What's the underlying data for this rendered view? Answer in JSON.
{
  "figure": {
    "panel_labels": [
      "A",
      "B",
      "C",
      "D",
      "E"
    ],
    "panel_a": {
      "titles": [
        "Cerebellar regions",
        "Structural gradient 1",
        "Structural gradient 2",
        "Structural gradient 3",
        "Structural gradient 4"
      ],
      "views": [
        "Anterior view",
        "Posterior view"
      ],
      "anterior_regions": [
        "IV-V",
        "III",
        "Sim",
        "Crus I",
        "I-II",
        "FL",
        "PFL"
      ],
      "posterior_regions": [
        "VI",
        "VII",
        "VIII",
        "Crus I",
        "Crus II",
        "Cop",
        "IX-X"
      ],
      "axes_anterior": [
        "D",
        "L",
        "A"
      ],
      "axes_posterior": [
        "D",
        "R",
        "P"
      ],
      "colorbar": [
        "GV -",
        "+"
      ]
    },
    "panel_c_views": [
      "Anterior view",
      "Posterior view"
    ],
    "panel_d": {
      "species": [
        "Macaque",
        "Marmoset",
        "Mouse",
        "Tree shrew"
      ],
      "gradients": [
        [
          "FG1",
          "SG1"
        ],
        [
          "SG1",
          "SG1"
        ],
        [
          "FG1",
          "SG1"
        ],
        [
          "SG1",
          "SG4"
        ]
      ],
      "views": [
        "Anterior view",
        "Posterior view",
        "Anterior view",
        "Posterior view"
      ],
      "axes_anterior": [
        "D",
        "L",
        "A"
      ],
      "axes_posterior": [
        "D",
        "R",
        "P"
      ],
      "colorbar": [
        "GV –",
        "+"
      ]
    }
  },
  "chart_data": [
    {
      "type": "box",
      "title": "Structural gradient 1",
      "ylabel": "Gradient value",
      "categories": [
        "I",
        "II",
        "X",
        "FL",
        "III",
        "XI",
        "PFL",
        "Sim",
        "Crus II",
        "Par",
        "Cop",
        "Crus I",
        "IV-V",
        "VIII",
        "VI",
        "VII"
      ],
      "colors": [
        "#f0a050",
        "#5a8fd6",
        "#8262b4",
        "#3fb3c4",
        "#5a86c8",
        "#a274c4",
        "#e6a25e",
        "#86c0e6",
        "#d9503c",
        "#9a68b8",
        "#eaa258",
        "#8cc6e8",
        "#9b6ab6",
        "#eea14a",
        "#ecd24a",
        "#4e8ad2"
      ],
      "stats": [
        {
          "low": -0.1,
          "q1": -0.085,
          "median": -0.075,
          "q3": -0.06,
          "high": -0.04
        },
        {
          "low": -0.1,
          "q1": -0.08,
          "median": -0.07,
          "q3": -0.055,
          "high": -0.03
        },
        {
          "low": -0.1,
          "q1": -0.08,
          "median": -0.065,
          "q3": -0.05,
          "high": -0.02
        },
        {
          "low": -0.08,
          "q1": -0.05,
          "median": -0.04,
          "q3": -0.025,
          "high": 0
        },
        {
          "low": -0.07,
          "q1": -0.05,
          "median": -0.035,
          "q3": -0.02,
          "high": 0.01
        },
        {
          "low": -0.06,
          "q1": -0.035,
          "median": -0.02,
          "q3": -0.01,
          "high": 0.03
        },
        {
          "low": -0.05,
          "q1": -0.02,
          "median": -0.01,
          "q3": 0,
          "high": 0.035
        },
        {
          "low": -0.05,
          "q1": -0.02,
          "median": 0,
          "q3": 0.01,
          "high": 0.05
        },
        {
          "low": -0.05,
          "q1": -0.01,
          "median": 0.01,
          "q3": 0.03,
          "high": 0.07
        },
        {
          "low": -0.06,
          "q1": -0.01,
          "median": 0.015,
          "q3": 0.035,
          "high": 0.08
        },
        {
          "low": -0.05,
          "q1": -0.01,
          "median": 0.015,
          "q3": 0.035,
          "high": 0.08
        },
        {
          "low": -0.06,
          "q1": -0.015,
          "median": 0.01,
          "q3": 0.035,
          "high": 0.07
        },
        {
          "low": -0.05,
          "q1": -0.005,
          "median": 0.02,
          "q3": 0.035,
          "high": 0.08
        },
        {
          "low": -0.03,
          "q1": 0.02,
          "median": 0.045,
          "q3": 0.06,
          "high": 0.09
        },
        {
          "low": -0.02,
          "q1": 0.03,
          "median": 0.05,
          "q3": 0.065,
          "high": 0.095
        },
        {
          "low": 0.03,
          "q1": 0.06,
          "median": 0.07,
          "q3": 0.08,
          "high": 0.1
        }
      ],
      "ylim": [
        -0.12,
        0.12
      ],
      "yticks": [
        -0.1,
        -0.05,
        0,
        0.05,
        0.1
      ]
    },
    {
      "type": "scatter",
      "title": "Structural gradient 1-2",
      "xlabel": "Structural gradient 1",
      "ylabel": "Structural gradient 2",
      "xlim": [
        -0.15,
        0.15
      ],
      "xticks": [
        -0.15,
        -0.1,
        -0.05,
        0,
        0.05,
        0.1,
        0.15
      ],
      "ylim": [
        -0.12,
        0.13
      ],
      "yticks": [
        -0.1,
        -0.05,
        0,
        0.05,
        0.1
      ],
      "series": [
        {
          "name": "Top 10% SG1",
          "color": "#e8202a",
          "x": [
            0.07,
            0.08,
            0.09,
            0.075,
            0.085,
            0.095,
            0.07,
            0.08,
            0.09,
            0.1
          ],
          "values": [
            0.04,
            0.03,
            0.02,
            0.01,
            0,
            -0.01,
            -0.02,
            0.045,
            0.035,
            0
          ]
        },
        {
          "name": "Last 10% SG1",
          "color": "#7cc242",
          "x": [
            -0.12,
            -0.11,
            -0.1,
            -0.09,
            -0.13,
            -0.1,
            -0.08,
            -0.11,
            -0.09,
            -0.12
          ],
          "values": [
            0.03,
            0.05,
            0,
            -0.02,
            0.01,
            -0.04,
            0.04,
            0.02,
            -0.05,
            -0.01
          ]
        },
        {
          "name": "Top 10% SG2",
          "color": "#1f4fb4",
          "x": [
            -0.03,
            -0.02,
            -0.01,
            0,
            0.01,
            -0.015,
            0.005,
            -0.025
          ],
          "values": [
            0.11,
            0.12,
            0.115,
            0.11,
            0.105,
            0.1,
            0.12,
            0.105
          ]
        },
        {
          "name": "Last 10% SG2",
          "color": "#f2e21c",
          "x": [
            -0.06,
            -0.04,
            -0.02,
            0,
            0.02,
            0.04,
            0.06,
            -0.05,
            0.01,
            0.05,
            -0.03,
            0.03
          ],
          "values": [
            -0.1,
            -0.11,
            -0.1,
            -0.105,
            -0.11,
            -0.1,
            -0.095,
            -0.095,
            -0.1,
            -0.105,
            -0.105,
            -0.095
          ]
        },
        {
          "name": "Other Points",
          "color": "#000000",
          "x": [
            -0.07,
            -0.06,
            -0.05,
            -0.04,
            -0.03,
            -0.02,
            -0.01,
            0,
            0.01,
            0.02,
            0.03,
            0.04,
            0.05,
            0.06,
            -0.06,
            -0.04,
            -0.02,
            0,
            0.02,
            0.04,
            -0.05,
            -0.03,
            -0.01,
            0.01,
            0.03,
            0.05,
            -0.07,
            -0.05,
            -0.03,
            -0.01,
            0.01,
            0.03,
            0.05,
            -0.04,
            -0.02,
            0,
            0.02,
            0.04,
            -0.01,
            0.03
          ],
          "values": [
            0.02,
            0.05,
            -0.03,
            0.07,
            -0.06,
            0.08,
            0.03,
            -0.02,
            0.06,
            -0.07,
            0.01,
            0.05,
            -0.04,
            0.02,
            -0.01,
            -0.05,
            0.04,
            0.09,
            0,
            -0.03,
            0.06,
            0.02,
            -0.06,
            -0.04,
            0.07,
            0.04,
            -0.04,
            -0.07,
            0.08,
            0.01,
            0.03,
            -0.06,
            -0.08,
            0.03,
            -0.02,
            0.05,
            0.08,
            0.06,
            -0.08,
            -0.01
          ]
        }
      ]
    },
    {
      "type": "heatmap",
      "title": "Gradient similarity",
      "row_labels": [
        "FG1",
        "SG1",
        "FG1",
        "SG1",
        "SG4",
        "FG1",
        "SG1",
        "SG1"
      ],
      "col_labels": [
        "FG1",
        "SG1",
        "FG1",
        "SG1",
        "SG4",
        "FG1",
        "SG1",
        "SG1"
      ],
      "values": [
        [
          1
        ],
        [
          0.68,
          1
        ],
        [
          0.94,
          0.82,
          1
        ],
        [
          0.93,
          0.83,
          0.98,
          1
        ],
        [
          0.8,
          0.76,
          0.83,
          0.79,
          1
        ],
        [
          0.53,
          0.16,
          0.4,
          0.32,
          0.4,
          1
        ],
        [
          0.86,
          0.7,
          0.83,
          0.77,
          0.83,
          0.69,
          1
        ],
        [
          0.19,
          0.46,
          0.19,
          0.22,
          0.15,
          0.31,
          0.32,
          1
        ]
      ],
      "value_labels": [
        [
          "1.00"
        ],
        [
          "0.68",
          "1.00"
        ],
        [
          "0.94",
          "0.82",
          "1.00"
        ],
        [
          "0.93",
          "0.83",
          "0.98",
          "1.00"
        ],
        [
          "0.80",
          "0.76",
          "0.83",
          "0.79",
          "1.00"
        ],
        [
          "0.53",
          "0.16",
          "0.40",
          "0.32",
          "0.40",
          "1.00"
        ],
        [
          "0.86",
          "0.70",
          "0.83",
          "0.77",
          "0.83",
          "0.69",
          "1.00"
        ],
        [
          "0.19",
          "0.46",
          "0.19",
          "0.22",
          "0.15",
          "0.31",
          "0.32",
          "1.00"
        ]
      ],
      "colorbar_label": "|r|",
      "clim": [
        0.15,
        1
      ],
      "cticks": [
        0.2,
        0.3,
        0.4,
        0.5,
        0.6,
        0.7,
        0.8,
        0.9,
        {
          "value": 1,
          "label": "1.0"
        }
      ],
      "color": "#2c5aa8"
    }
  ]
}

★ ★ ★ ★

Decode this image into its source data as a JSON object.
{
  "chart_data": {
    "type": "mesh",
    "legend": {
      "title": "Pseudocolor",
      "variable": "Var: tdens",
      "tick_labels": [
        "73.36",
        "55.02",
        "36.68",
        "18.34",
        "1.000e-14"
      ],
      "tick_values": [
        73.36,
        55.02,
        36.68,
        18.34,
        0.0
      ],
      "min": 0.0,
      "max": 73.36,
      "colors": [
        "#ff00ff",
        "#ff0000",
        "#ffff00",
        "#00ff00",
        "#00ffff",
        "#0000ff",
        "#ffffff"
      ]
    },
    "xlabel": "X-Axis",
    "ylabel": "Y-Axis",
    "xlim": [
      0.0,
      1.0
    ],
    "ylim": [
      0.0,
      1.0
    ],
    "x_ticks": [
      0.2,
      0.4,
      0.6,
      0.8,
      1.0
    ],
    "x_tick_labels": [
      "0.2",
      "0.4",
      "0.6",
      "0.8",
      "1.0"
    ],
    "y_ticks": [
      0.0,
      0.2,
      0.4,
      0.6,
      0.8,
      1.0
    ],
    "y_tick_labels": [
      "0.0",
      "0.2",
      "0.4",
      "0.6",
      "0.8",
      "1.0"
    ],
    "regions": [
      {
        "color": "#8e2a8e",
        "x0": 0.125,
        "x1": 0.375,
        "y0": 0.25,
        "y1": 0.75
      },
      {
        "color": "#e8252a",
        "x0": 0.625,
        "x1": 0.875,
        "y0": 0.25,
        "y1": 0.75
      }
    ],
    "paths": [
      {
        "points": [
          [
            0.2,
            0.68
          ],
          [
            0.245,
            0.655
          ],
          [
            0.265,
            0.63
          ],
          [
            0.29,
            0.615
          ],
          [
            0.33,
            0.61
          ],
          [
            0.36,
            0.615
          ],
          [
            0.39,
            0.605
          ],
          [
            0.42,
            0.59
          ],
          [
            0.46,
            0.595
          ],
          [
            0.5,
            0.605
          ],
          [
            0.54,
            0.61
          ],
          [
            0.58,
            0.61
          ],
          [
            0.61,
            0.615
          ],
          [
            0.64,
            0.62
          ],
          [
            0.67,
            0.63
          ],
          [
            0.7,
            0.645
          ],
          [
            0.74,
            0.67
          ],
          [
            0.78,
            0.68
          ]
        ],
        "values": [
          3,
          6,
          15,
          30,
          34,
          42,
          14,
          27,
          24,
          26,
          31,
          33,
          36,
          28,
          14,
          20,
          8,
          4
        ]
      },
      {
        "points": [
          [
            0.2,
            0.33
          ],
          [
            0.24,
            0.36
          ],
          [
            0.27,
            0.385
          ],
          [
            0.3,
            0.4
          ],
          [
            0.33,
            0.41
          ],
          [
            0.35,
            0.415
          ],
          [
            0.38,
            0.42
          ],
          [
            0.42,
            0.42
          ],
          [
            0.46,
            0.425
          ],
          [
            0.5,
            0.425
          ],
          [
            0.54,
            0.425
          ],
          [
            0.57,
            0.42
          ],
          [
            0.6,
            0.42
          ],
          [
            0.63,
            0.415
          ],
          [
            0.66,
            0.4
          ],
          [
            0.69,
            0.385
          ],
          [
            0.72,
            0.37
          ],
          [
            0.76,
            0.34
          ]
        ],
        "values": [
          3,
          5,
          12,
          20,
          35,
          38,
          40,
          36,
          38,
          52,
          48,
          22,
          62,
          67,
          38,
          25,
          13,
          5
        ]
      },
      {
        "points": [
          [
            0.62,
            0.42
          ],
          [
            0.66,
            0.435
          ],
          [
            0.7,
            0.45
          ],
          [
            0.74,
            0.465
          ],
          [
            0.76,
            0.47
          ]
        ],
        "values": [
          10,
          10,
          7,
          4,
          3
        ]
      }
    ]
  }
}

★ ★ ★ ★

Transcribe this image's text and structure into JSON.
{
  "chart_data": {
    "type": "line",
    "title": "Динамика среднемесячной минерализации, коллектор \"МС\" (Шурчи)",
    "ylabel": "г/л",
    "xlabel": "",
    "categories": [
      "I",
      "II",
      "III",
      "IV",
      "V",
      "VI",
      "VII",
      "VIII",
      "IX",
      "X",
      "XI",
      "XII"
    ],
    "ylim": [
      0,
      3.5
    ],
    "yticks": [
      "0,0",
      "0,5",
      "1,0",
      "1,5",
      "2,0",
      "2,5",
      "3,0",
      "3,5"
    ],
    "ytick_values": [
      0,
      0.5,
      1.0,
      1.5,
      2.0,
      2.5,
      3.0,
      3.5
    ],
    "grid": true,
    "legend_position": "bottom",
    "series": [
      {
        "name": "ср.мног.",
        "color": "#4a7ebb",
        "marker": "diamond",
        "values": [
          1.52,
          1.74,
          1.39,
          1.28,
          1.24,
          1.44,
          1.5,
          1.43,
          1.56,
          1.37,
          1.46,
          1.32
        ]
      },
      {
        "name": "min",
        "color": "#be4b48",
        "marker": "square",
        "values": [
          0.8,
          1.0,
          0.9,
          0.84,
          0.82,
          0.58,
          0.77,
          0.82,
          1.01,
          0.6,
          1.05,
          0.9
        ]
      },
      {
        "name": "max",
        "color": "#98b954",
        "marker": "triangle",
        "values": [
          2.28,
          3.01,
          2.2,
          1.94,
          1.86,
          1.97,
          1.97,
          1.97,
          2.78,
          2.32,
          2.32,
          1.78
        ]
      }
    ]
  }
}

★ ★ ★ ★

§ Goal
Each line containing the word "ylabel" counts once; report the total alone.

§ In response
4